* [WHAT TO PRODUCE]:
Write every record out again exactly, and keep images out of it.

* [RECORDS FOR THIS TASK]:
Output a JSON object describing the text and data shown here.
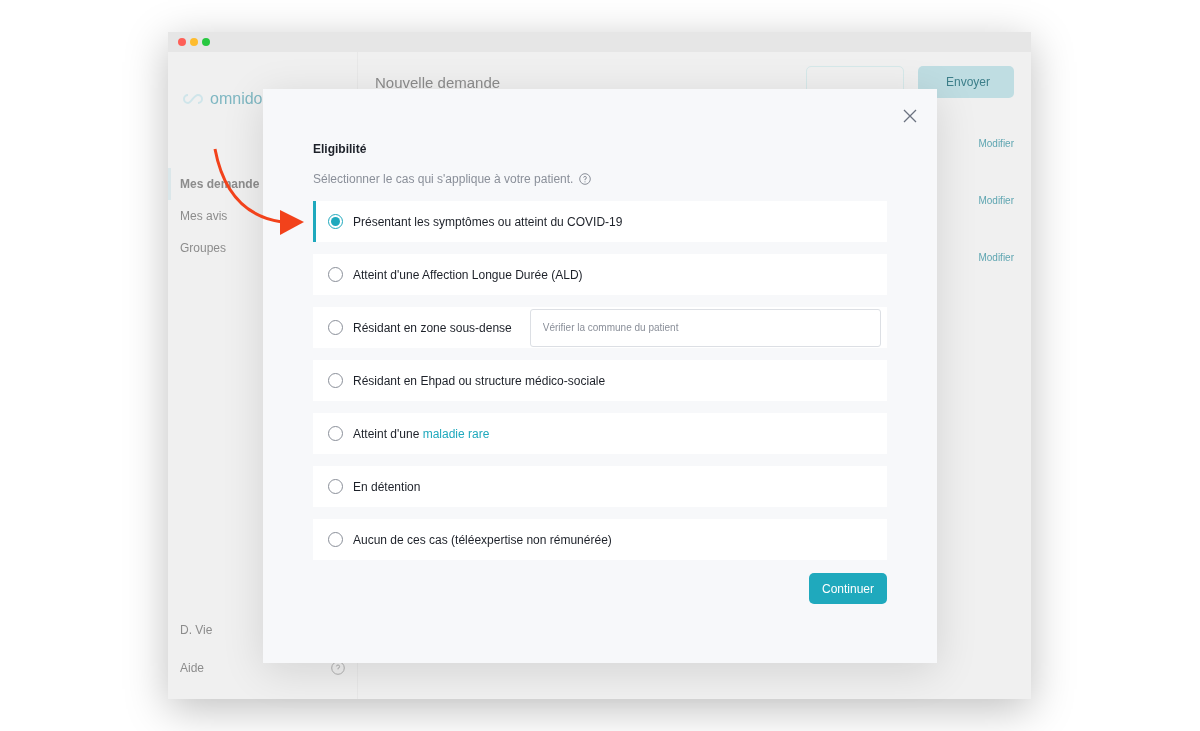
{
  "window": {
    "controls": [
      {
        "color": "#fe5f57"
      },
      {
        "color": "#febc2e"
      },
      {
        "color": "#28c840"
      }
    ]
  },
  "sidebar": {
    "logo": "omnido",
    "items": [
      {
        "label": "Mes demande",
        "selected": true
      },
      {
        "label": "Mes avis",
        "selected": false
      },
      {
        "label": "Groupes",
        "selected": false
      }
    ],
    "user": "D. Vie",
    "help": "Aide"
  },
  "main": {
    "title": "Nouvelle demande",
    "send_button": "Envoyer",
    "links": [
      "Modifier",
      "Modifier",
      "Modifier"
    ]
  },
  "dialog": {
    "title": "Eligibilité",
    "subtitle": "Sélectionner le cas qui s'applique à votre patient.",
    "options": [
      {
        "kind": "plain",
        "label": "Présentant les symptômes ou atteint du COVID-19",
        "selected": true
      },
      {
        "kind": "plain",
        "label": "Atteint d'une Affection Longue Durée (ALD)",
        "selected": false
      },
      {
        "kind": "field",
        "label": "Résidant en zone sous-dense",
        "placeholder": "Vérifier la commune du patient",
        "selected": false
      },
      {
        "kind": "plain",
        "label": "Résidant en Ehpad ou structure médico-sociale",
        "selected": false
      },
      {
        "kind": "link",
        "label": "Atteint d'une",
        "link": "maladie rare",
        "selected": false
      },
      {
        "kind": "plain",
        "label": "En détention",
        "selected": false
      },
      {
        "kind": "plain",
        "label": "Aucun de ces cas (téléexpertise non rémunérée)",
        "selected": false
      }
    ],
    "continue_button": "Continuer"
  }
}
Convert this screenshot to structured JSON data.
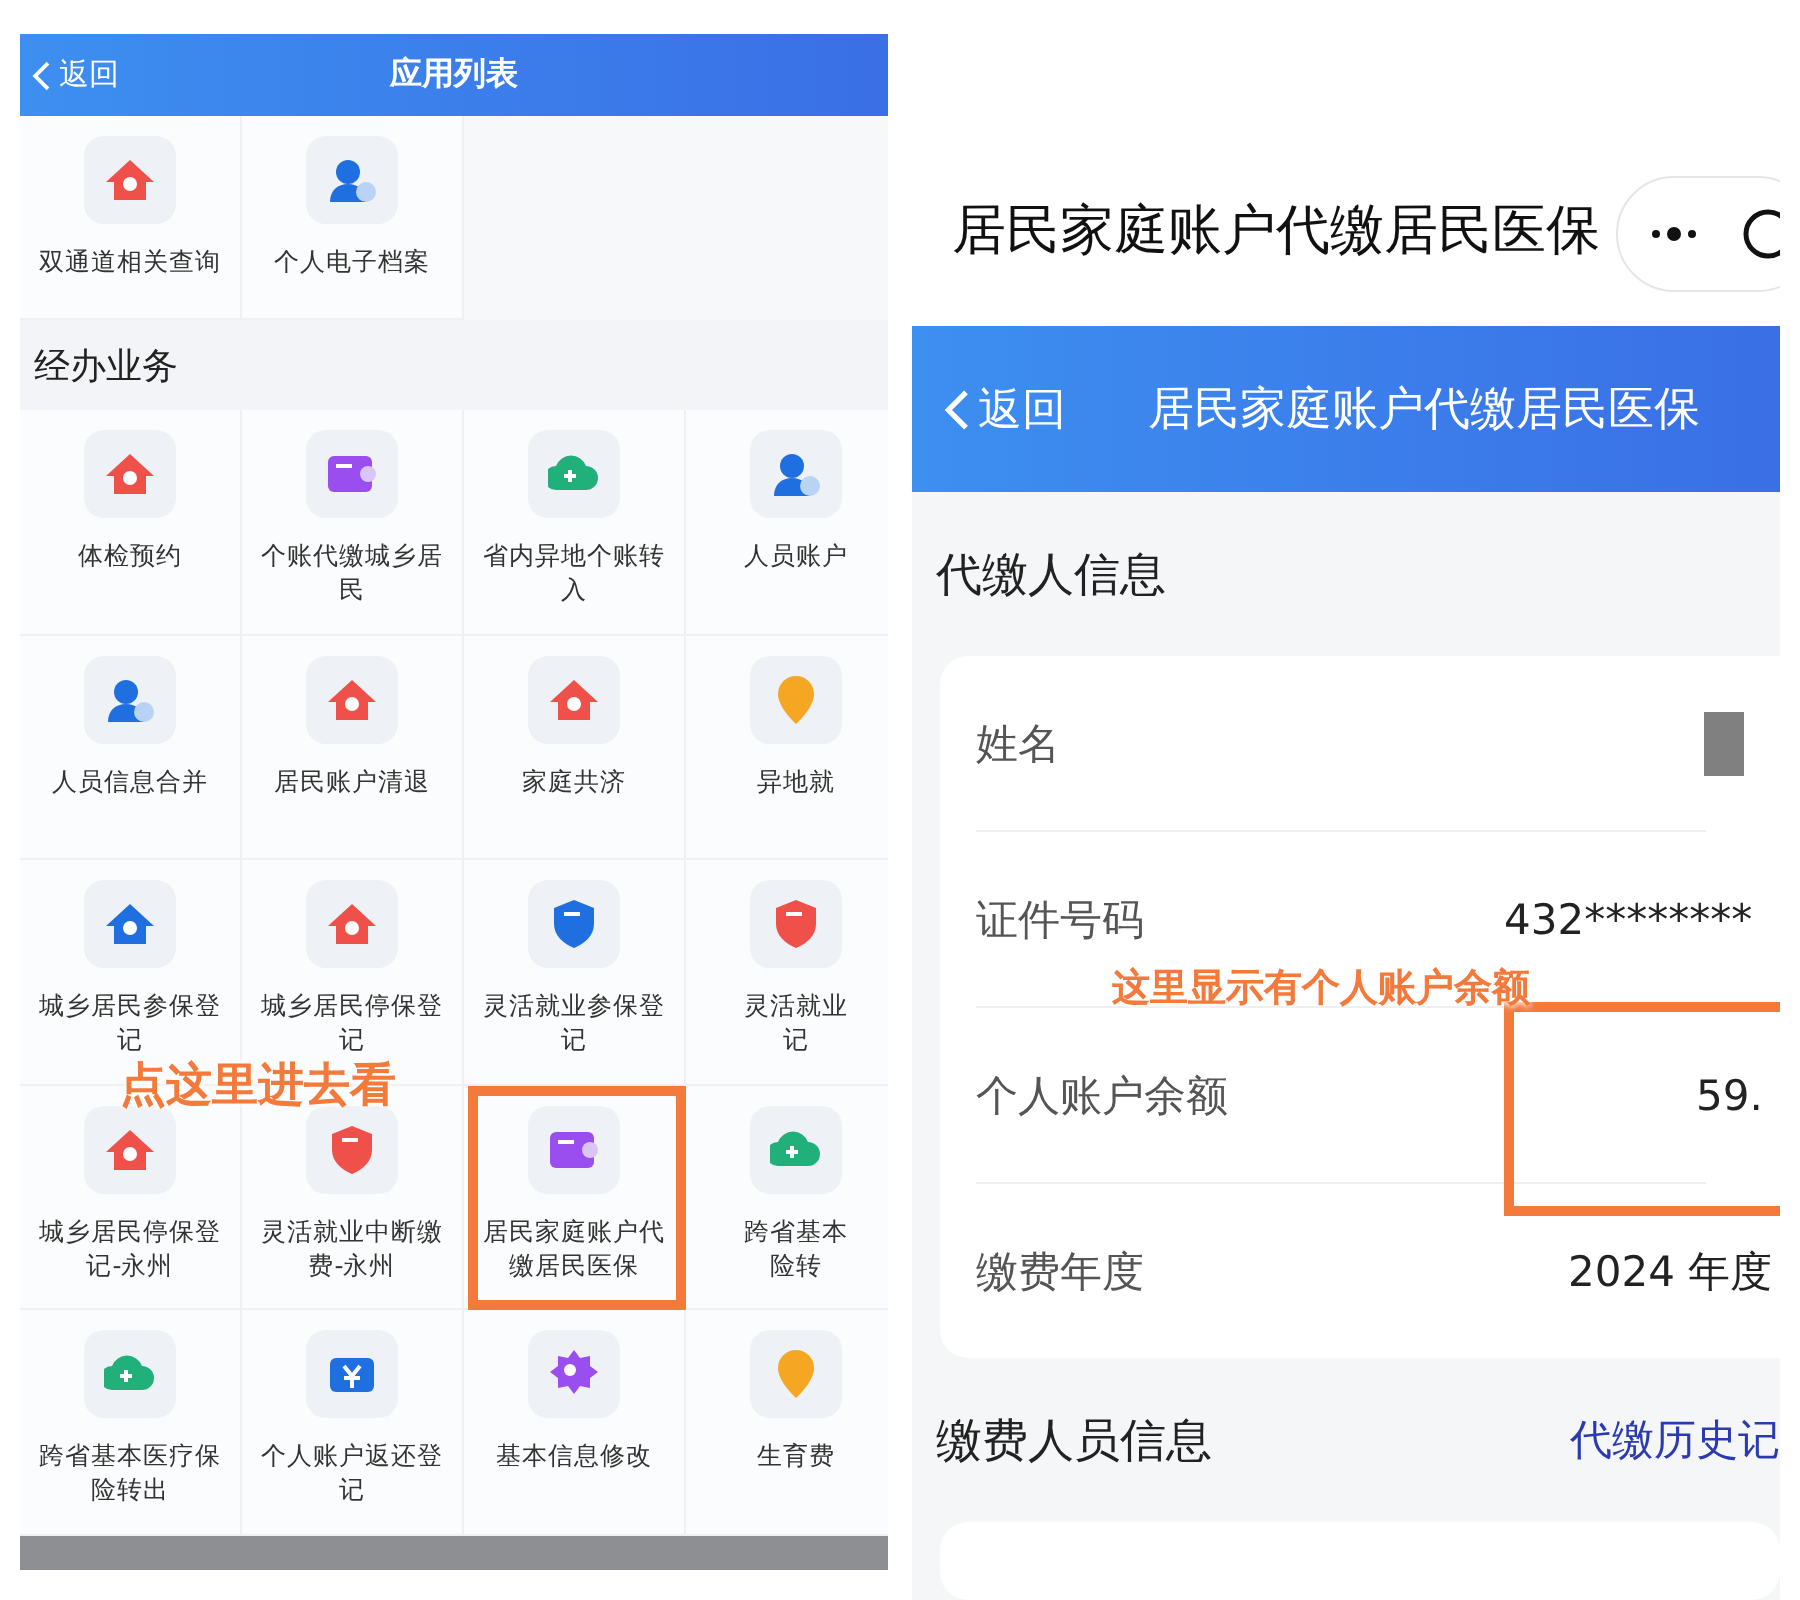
{
  "left_screen": {
    "back": "返回",
    "title": "应用列表",
    "top_items": [
      {
        "label": "双通道相关查询",
        "kind": "house",
        "color": "#f0504a",
        "highlighted": false
      },
      {
        "label": "个人电子档案",
        "kind": "person",
        "color": "#1f6fe0",
        "highlighted": false
      }
    ],
    "section_title": "经办业务",
    "items": [
      {
        "label": "体检预约",
        "kind": "house",
        "color": "#f0504a",
        "highlighted": false
      },
      {
        "label": "个账代缴城乡居民",
        "kind": "wallet",
        "color": "#9b4ef0",
        "highlighted": false
      },
      {
        "label": "省内异地个账转入",
        "kind": "cloud",
        "color": "#22b07a",
        "highlighted": false
      },
      {
        "label": "人员账户",
        "kind": "person",
        "color": "#1f6fe0",
        "highlighted": false
      },
      {
        "label": "人员信息合并",
        "kind": "person",
        "color": "#1f6fe0",
        "highlighted": false
      },
      {
        "label": "居民账户清退",
        "kind": "house",
        "color": "#f0504a",
        "highlighted": false
      },
      {
        "label": "家庭共济",
        "kind": "house",
        "color": "#f0504a",
        "highlighted": false
      },
      {
        "label": "异地就",
        "kind": "pin",
        "color": "#f5a623",
        "highlighted": false
      },
      {
        "label": "城乡居民参保登记",
        "kind": "house",
        "color": "#1f6fe0",
        "highlighted": false
      },
      {
        "label": "城乡居民停保登记",
        "kind": "house",
        "color": "#f0504a",
        "highlighted": false
      },
      {
        "label": "灵活就业参保登记",
        "kind": "shield",
        "color": "#1f6fe0",
        "highlighted": false
      },
      {
        "label": "灵活就业记",
        "kind": "shield",
        "color": "#f0504a",
        "highlighted": false
      },
      {
        "label": "城乡居民停保登记-永州",
        "kind": "house",
        "color": "#f0504a",
        "highlighted": false
      },
      {
        "label": "灵活就业中断缴费-永州",
        "kind": "shield",
        "color": "#f0504a",
        "highlighted": false
      },
      {
        "label": "居民家庭账户代缴居民医保",
        "kind": "wallet",
        "color": "#9b4ef0",
        "highlighted": true
      },
      {
        "label": "跨省基本险转",
        "kind": "cloud",
        "color": "#22b07a",
        "highlighted": false
      },
      {
        "label": "跨省基本医疗保险转出",
        "kind": "cloud",
        "color": "#22b07a",
        "highlighted": false
      },
      {
        "label": "个人账户返还登记",
        "kind": "yen",
        "color": "#1f6fe0",
        "highlighted": false
      },
      {
        "label": "基本信息修改",
        "kind": "gear",
        "color": "#9b4ef0",
        "highlighted": false
      },
      {
        "label": "生育费",
        "kind": "pin",
        "color": "#f5a623",
        "highlighted": false
      }
    ],
    "annotation": "点这里进去看"
  },
  "right_screen": {
    "app_title": "居民家庭账户代缴居民医保",
    "back": "返回",
    "title": "居民家庭账户代缴居民医保",
    "payer_section": "代缴人信息",
    "fields": [
      {
        "label": "姓名",
        "kind": "masked",
        "highlighted": false
      },
      {
        "label": "证件号码",
        "kind": "text",
        "value": "432********",
        "highlighted": false
      },
      {
        "label": "个人账户余额",
        "kind": "text",
        "value": "59.",
        "highlighted": true
      },
      {
        "label": "缴费年度",
        "kind": "select",
        "value": "2024 年度",
        "highlighted": false
      }
    ],
    "annotation": "这里显示有个人账户余额",
    "members_section": "缴费人员信息",
    "history_link": "代缴历史记"
  }
}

* [EXERCISE RESPONSE]:
Output a JSON object describing the text and data shown here.
{
  "window": {
    "controls": [
      {
        "color": "#fe5f57"
      },
      {
        "color": "#febc2e"
      },
      {
        "color": "#28c840"
      }
    ]
  },
  "sidebar": {
    "logo": "omnido",
    "items": [
      {
        "label": "Mes demande",
        "selected": true
      },
      {
        "label": "Mes avis",
        "selected": false
      },
      {
        "label": "Groupes",
        "selected": false
      }
    ],
    "user": "D. Vie",
    "help": "Aide"
  },
  "main": {
    "title": "Nouvelle demande",
    "send_button": "Envoyer",
    "links": [
      "Modifier",
      "Modifier",
      "Modifier"
    ]
  },
  "dialog": {
    "title": "Eligibilité",
    "subtitle": "Sélectionner le cas qui s'applique à votre patient.",
    "options": [
      {
        "kind": "plain",
        "label": "Présentant les symptômes ou atteint du COVID-19",
        "selected": true
      },
      {
        "kind": "plain",
        "label": "Atteint d'une Affection Longue Durée (ALD)",
        "selected": false
      },
      {
        "kind": "field",
        "label": "Résidant en zone sous-dense",
        "placeholder": "Vérifier la commune du patient",
        "selected": false
      },
      {
        "kind": "plain",
        "label": "Résidant en Ehpad ou structure médico-sociale",
        "selected": false
      },
      {
        "kind": "link",
        "label": "Atteint d'une",
        "link": "maladie rare",
        "selected": false
      },
      {
        "kind": "plain",
        "label": "En détention",
        "selected": false
      },
      {
        "kind": "plain",
        "label": "Aucun de ces cas (téléexpertise non rémunérée)",
        "selected": false
      }
    ],
    "continue_button": "Continuer"
  }
}
Convert this screenshot to structured JSON data.
{
  "left_screen": {
    "back": "返回",
    "title": "应用列表",
    "top_items": [
      {
        "label": "双通道相关查询",
        "kind": "house",
        "color": "#f0504a",
        "highlighted": false
      },
      {
        "label": "个人电子档案",
        "kind": "person",
        "color": "#1f6fe0",
        "highlighted": false
      }
    ],
    "section_title": "经办业务",
    "items": [
      {
        "label": "体检预约",
        "kind": "house",
        "color": "#f0504a",
        "highlighted": false
      },
      {
        "label": "个账代缴城乡居民",
        "kind": "wallet",
        "color": "#9b4ef0",
        "highlighted": false
      },
      {
        "label": "省内异地个账转入",
        "kind": "cloud",
        "color": "#22b07a",
        "highlighted": false
      },
      {
        "label": "人员账户",
        "kind": "person",
        "color": "#1f6fe0",
        "highlighted": false
      },
      {
        "label": "人员信息合并",
        "kind": "person",
        "color": "#1f6fe0",
        "highlighted": false
      },
      {
        "label": "居民账户清退",
        "kind": "house",
        "color": "#f0504a",
        "highlighted": false
      },
      {
        "label": "家庭共济",
        "kind": "house",
        "color": "#f0504a",
        "highlighted": false
      },
      {
        "label": "异地就",
        "kind": "pin",
        "color": "#f5a623",
        "highlighted": false
      },
      {
        "label": "城乡居民参保登记",
        "kind": "house",
        "color": "#1f6fe0",
        "highlighted": false
      },
      {
        "label": "城乡居民停保登记",
        "kind": "house",
        "color": "#f0504a",
        "highlighted": false
      },
      {
        "label": "灵活就业参保登记",
        "kind": "shield",
        "color": "#1f6fe0",
        "highlighted": false
      },
      {
        "label": "灵活就业记",
        "kind": "shield",
        "color": "#f0504a",
        "highlighted": false
      },
      {
        "label": "城乡居民停保登记-永州",
        "kind": "house",
        "color": "#f0504a",
        "highlighted": false
      },
      {
        "label": "灵活就业中断缴费-永州",
        "kind": "shield",
        "color": "#f0504a",
        "highlighted": false
      },
      {
        "label": "居民家庭账户代缴居民医保",
        "kind": "wallet",
        "color": "#9b4ef0",
        "highlighted": true
      },
      {
        "label": "跨省基本险转",
        "kind": "cloud",
        "color": "#22b07a",
        "highlighted": false
      },
      {
        "label": "跨省基本医疗保险转出",
        "kind": "cloud",
        "color": "#22b07a",
        "highlighted": false
      },
      {
        "label": "个人账户返还登记",
        "kind": "yen",
        "color": "#1f6fe0",
        "highlighted": false
      },
      {
        "label": "基本信息修改",
        "kind": "gear",
        "color": "#9b4ef0",
        "highlighted": false
      },
      {
        "label": "生育费",
        "kind": "pin",
        "color": "#f5a623",
        "highlighted": false
      }
    ],
    "annotation": "点这里进去看"
  },
  "right_screen": {
    "app_title": "居民家庭账户代缴居民医保",
    "back": "返回",
    "title": "居民家庭账户代缴居民医保",
    "payer_section": "代缴人信息",
    "fields": [
      {
        "label": "姓名",
        "kind": "masked",
        "highlighted": false
      },
      {
        "label": "证件号码",
        "kind": "text",
        "value": "432********",
        "highlighted": false
      },
      {
        "label": "个人账户余额",
        "kind": "text",
        "value": "59.",
        "highlighted": true
      },
      {
        "label": "缴费年度",
        "kind": "select",
        "value": "2024 年度",
        "highlighted": false
      }
    ],
    "annotation": "这里显示有个人账户余额",
    "members_section": "缴费人员信息",
    "history_link": "代缴历史记"
  }
}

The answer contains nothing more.